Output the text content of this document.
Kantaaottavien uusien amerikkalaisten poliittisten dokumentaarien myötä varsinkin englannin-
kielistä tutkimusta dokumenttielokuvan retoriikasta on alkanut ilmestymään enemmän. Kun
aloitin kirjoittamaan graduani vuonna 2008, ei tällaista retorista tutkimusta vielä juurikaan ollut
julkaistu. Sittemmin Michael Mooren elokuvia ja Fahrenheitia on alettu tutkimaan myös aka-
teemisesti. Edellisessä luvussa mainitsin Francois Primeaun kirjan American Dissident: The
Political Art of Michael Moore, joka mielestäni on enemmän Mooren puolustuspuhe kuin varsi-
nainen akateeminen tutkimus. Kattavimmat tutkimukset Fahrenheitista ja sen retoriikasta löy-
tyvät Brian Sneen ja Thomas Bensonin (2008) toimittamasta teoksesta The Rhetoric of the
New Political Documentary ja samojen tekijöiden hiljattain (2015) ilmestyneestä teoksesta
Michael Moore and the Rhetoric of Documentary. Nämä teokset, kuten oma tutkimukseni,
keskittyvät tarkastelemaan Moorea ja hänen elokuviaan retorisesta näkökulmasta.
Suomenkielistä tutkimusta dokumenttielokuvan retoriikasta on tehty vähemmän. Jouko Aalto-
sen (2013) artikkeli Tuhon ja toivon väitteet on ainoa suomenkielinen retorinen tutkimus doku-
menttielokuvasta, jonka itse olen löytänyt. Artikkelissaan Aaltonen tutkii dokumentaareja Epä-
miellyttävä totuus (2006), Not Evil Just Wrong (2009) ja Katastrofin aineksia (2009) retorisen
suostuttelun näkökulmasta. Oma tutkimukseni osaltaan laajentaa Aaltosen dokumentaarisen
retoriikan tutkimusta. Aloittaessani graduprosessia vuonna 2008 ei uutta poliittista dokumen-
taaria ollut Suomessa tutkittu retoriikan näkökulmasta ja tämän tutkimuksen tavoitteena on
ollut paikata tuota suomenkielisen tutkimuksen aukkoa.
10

## Short exercise
Go through the material above and copy each line that has the word "Rhetoric".

## Expected output
tyvät Brian Sneen ja Thomas Bensonin (2008) toimittamasta teoksesta The Rhetoric of the
Michael Moore and the Rhetoric of Documentary. Nämä teokset, kuten oma tutkimukseni,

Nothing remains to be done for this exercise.